What you are asked to do = Each line containing the word "JSON" should be found and copied.

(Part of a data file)

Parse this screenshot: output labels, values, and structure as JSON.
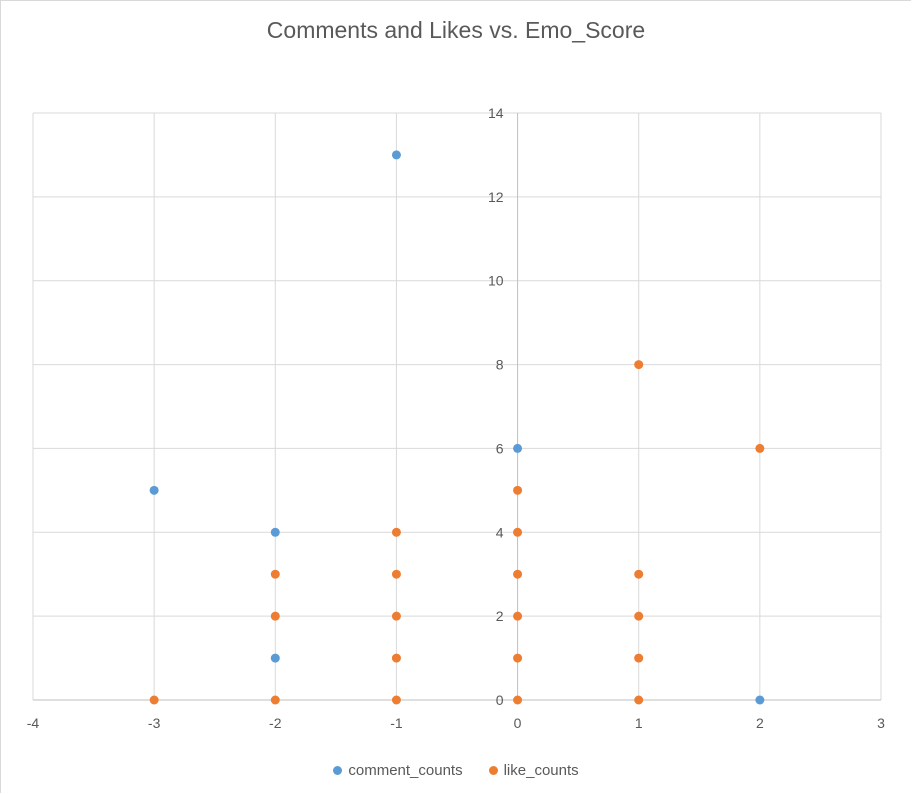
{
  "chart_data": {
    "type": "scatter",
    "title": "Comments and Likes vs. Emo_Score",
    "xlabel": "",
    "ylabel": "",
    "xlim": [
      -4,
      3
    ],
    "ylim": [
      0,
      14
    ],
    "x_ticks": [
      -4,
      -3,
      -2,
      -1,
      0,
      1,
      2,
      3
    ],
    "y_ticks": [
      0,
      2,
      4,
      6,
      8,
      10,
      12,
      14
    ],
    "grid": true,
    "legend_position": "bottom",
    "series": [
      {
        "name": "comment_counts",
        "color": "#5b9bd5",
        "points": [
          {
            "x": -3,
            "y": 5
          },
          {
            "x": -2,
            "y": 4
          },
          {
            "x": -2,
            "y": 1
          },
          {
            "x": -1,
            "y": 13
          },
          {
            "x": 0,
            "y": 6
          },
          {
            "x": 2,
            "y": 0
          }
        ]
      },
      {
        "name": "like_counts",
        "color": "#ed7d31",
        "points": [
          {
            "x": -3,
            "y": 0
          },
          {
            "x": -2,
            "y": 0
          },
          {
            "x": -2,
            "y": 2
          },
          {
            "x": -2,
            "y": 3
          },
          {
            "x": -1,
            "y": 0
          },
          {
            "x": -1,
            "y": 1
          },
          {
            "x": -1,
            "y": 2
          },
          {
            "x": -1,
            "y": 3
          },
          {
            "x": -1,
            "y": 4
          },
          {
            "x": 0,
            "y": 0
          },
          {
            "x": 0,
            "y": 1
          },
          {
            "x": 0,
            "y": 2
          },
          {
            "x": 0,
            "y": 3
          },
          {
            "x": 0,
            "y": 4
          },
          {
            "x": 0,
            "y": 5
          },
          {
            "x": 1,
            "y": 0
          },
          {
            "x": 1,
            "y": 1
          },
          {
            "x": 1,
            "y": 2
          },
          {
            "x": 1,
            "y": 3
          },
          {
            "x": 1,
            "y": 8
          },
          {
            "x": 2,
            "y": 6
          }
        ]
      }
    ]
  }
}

--

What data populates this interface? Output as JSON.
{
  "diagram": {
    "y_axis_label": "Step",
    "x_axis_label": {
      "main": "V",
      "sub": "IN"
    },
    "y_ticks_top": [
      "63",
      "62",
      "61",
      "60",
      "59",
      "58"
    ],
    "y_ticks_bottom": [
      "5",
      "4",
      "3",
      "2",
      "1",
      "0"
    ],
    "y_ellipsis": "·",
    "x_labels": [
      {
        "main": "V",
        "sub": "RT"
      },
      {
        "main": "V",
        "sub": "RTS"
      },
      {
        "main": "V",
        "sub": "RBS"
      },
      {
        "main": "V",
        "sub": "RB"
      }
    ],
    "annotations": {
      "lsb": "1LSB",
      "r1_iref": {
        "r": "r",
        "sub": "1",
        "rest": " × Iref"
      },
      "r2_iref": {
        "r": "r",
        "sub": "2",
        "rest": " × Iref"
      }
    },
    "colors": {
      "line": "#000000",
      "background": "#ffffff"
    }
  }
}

Solved problem =
Parse this screenshot: output labels, values, and structure as JSON.
What data populates this interface? Output as JSON.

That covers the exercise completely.